* [What needs to be done] Could you copy out every row below, switching "interactable" to "clickable" wherever it appears and keeping everything else the same?

* [Dataset excerpts]
╭──

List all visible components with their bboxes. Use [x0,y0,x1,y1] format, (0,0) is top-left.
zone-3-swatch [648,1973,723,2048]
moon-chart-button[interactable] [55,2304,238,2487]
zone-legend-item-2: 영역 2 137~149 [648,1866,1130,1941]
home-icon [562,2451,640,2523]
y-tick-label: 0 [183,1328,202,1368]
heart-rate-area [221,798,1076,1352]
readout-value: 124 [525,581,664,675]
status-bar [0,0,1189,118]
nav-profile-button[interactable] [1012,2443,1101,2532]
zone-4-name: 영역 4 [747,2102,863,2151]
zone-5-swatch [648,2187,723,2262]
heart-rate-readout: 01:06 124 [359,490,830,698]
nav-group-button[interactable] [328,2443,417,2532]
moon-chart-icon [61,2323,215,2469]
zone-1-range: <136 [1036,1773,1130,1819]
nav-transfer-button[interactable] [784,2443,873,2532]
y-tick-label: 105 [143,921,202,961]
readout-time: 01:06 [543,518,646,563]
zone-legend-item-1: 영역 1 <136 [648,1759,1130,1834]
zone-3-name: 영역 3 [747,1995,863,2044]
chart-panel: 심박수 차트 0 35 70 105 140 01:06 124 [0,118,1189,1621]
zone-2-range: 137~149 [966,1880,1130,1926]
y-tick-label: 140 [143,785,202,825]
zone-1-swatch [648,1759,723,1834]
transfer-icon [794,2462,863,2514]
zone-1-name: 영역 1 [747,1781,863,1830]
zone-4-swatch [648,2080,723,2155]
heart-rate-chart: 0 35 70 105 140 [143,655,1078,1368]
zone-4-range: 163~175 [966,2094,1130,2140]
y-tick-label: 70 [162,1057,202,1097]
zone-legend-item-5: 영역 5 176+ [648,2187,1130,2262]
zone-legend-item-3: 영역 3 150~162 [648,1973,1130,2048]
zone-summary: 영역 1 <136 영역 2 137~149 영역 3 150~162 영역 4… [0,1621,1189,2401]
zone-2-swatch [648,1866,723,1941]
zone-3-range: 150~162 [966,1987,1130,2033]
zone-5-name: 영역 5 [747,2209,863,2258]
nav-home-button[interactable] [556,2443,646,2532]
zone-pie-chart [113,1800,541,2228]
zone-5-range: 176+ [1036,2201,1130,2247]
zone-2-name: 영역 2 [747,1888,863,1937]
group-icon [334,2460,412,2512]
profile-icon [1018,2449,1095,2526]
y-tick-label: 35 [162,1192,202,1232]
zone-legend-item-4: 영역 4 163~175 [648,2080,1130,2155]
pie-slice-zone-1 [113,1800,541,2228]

╰──

* [Finished answer]
List all visible components with their bboxes. Use [x0,y0,x1,y1] format, (0,0) is top-left.
zone-3-swatch [648,1973,723,2048]
moon-chart-button[clickable] [55,2304,238,2487]
zone-legend-item-2: 영역 2 137~149 [648,1866,1130,1941]
home-icon [562,2451,640,2523]
y-tick-label: 0 [183,1328,202,1368]
heart-rate-area [221,798,1076,1352]
readout-value: 124 [525,581,664,675]
status-bar [0,0,1189,118]
nav-profile-button[clickable] [1012,2443,1101,2532]
zone-4-name: 영역 4 [747,2102,863,2151]
zone-5-swatch [648,2187,723,2262]
heart-rate-readout: 01:06 124 [359,490,830,698]
nav-group-button[clickable] [328,2443,417,2532]
moon-chart-icon [61,2323,215,2469]
zone-1-range: <136 [1036,1773,1130,1819]
nav-transfer-button[clickable] [784,2443,873,2532]
y-tick-label: 105 [143,921,202,961]
readout-time: 01:06 [543,518,646,563]
zone-legend-item-1: 영역 1 <136 [648,1759,1130,1834]
zone-3-name: 영역 3 [747,1995,863,2044]
chart-panel: 심박수 차트 0 35 70 105 140 01:06 124 [0,118,1189,1621]
zone-2-range: 137~149 [966,1880,1130,1926]
y-tick-label: 140 [143,785,202,825]
zone-1-swatch [648,1759,723,1834]
transfer-icon [794,2462,863,2514]
zone-1-name: 영역 1 [747,1781,863,1830]
zone-4-swatch [648,2080,723,2155]
heart-rate-chart: 0 35 70 105 140 [143,655,1078,1368]
zone-4-range: 163~175 [966,2094,1130,2140]
y-tick-label: 70 [162,1057,202,1097]
zone-legend-item-5: 영역 5 176+ [648,2187,1130,2262]
zone-legend-item-3: 영역 3 150~162 [648,1973,1130,2048]
zone-summary: 영역 1 <136 영역 2 137~149 영역 3 150~162 영역 4… [0,1621,1189,2401]
zone-2-swatch [648,1866,723,1941]
zone-3-range: 150~162 [966,1987,1130,2033]
zone-5-name: 영역 5 [747,2209,863,2258]
nav-home-button[clickable] [556,2443,646,2532]
zone-pie-chart [113,1800,541,2228]
zone-5-range: 176+ [1036,2201,1130,2247]
zone-2-name: 영역 2 [747,1888,863,1937]
group-icon [334,2460,412,2512]
profile-icon [1018,2449,1095,2526]
y-tick-label: 35 [162,1192,202,1232]
zone-legend-item-4: 영역 4 163~175 [648,2080,1130,2155]
pie-slice-zone-1 [113,1800,541,2228]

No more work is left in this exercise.